◆ Pasaje seleccionado ◆
<<<<
Con los años, su labor fue la de hombre de equipo. Podría presumir de haber trabajado para todos los líderes con los que coincidió. Estuvo en la oscuridad de las victorias de Kwiatkowski en la Amstel, de Gilbert en Flandes, de Kittel en el Tour. Sin embargo, siempre hubo un hombre especial para él.
A Julien le encomendaron estar cerca de Mark Cavendish en el Giro de 2013, la primera gran Vuelta que corría con ellos. En una de las etapas, cuando se encontraba tirando del pelotón, le avisaron por la emisora de que el británico se estaba descolgando. No dudó en hacerlo el también. En protegerle del viento y arroparle. No ha sido el único momento. Él y “Cav” han llegado a estar sólos en pleno Tour. Lejos de la salvación del “grupetto”. Incluso, como ocurrió en el Tour de 2018, llegaron a cumplir más de 100 kilómetros en solitario rodando en tiempos de fuera de control. Julien se convirtió en algo más que un compañero. También era aquel amigo que sabía consolarle en la intimidad de una habitación de hotel cuando las cosas no salían.
>>>>
◆ Registros de datos ◆
<<<<
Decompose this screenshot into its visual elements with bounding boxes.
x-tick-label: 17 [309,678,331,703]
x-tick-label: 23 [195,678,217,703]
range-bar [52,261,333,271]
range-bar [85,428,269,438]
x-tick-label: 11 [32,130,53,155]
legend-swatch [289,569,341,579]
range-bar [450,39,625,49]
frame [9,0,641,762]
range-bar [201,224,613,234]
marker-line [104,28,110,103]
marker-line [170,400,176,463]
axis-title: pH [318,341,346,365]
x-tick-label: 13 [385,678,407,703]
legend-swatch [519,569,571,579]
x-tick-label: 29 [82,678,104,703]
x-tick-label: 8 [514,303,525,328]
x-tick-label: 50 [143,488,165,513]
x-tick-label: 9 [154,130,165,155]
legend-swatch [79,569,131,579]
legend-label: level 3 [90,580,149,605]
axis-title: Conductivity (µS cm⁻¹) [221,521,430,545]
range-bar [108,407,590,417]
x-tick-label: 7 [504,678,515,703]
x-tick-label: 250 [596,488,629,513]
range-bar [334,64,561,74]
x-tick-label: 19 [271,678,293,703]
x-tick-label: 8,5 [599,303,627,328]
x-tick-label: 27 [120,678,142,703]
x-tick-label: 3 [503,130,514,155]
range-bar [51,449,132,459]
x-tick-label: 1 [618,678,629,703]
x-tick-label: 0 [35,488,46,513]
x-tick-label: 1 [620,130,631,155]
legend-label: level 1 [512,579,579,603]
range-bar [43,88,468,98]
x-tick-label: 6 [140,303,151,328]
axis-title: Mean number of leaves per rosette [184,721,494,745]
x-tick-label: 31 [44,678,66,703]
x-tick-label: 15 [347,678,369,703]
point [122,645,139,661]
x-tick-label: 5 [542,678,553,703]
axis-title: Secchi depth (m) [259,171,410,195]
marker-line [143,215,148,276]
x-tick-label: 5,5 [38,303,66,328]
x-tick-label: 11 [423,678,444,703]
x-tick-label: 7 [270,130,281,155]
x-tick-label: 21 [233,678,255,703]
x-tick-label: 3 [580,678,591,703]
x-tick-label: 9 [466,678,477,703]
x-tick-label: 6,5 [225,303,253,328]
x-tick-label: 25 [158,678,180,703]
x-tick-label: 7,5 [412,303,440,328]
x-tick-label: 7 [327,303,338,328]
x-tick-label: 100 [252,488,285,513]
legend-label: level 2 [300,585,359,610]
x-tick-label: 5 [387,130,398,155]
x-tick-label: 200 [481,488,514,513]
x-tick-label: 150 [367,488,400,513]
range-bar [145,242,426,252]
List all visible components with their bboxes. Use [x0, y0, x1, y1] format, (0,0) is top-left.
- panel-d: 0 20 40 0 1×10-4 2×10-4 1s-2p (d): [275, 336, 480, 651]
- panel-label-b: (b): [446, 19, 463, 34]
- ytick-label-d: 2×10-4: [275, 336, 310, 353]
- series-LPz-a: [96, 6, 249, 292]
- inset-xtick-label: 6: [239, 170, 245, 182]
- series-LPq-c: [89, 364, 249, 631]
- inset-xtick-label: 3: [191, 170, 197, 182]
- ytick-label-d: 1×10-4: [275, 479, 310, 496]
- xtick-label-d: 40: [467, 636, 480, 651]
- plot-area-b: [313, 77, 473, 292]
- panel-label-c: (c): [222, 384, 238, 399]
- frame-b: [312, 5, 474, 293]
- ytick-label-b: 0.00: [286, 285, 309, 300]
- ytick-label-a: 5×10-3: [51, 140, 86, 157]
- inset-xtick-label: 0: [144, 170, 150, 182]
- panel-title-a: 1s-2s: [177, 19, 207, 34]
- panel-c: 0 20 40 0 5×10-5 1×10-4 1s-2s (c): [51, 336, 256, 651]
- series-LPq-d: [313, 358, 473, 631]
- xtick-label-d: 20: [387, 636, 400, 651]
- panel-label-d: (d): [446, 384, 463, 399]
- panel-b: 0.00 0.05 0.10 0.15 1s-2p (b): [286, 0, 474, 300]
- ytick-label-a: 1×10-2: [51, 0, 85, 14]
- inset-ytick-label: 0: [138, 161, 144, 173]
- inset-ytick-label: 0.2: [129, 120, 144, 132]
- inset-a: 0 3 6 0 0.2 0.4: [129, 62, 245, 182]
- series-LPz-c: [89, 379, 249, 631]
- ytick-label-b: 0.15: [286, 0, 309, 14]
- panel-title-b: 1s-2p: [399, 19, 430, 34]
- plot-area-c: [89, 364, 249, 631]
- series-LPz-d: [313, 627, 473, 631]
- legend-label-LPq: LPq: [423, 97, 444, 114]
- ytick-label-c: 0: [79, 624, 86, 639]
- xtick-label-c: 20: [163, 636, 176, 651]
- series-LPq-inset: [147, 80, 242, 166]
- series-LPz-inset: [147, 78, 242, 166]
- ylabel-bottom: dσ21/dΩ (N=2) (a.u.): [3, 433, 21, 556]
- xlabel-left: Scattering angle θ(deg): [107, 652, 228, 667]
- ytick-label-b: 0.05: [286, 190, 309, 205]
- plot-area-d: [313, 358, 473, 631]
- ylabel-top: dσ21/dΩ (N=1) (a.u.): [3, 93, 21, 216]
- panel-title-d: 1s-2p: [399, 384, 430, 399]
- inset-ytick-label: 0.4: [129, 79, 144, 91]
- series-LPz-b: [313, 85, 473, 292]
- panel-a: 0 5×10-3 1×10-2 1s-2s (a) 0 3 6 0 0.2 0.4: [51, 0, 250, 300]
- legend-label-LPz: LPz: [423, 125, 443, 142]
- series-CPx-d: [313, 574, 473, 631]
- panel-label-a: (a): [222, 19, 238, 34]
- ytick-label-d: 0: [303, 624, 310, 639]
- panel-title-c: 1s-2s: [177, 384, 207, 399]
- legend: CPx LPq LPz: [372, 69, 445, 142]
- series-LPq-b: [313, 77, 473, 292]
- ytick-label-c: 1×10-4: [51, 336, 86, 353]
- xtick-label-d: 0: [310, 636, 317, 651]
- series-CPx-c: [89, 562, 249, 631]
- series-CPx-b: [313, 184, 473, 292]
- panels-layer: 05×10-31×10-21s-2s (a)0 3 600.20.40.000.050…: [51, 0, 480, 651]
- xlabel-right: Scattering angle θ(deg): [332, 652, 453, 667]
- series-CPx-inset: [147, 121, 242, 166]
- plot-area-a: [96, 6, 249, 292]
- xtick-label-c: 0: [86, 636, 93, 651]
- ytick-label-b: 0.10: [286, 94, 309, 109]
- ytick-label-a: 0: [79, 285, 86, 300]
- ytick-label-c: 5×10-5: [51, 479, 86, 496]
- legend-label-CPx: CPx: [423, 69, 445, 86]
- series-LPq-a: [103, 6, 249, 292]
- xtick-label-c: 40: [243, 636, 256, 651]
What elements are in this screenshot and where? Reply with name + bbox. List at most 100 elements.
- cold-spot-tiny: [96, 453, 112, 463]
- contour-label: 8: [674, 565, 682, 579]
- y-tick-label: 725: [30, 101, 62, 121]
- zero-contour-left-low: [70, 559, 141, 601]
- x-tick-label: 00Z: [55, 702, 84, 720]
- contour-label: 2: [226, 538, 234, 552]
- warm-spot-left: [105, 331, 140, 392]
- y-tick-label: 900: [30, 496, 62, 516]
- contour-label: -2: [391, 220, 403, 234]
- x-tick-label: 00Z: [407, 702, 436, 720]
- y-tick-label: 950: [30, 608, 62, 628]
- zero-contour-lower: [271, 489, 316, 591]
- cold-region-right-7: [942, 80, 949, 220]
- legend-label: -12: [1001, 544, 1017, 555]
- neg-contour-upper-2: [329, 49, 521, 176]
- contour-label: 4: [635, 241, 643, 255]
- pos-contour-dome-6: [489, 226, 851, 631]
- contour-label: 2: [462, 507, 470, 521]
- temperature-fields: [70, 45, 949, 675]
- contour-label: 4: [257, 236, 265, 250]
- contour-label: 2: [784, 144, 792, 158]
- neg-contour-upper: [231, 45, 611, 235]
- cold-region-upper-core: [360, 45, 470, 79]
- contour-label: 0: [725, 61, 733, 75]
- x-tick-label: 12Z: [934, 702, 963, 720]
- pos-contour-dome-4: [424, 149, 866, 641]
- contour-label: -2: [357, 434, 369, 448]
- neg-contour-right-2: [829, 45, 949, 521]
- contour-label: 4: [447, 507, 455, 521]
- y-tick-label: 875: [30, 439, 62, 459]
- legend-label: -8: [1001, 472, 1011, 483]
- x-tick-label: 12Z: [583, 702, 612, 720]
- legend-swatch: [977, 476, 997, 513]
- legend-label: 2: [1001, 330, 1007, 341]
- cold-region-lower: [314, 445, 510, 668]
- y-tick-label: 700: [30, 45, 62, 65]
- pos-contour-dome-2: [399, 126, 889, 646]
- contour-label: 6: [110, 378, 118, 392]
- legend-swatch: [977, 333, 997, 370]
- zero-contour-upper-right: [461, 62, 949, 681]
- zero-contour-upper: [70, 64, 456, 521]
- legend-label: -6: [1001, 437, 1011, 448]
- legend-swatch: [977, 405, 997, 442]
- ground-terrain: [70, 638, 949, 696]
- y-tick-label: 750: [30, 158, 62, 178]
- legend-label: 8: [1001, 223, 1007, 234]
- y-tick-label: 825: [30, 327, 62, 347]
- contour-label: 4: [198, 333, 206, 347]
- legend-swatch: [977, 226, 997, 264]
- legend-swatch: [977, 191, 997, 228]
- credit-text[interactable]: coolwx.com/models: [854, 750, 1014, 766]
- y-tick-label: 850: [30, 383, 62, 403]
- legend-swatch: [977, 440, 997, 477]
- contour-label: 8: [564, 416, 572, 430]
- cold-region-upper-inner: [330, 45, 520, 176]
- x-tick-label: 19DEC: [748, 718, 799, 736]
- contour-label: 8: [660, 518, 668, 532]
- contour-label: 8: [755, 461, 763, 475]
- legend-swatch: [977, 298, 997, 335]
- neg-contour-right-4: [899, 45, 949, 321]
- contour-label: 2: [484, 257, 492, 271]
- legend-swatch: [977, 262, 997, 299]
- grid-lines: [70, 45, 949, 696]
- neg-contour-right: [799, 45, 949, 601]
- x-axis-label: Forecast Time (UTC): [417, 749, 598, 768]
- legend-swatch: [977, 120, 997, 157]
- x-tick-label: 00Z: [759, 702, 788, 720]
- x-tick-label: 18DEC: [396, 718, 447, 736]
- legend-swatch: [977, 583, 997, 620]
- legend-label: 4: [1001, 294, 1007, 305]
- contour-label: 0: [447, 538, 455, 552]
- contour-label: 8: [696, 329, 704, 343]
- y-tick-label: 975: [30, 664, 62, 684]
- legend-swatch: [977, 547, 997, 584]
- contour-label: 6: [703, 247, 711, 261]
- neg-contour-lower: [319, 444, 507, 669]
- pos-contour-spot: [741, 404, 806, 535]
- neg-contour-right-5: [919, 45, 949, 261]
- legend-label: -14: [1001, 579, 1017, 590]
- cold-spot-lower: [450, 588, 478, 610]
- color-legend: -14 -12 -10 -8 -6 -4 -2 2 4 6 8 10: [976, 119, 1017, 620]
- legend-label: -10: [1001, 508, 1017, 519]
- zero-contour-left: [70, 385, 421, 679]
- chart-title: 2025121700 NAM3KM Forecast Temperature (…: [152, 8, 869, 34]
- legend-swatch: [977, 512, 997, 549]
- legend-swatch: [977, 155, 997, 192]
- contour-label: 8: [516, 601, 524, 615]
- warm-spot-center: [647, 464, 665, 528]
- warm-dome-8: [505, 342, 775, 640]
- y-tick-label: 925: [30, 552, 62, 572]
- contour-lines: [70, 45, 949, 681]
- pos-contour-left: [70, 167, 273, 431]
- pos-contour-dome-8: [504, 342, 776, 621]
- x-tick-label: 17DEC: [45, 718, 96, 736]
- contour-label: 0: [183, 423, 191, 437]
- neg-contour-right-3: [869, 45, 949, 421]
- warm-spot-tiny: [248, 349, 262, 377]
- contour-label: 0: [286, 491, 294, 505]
>>>>
◆ Instrucciones a seguir ◆
Indica, según el pasaje seleccionado, en qué carrera y en qué año le encomendaron a Julien estar cerca de Mark Cavendish.

◆ Solución de la tarea ◆
En el Giro de 2013.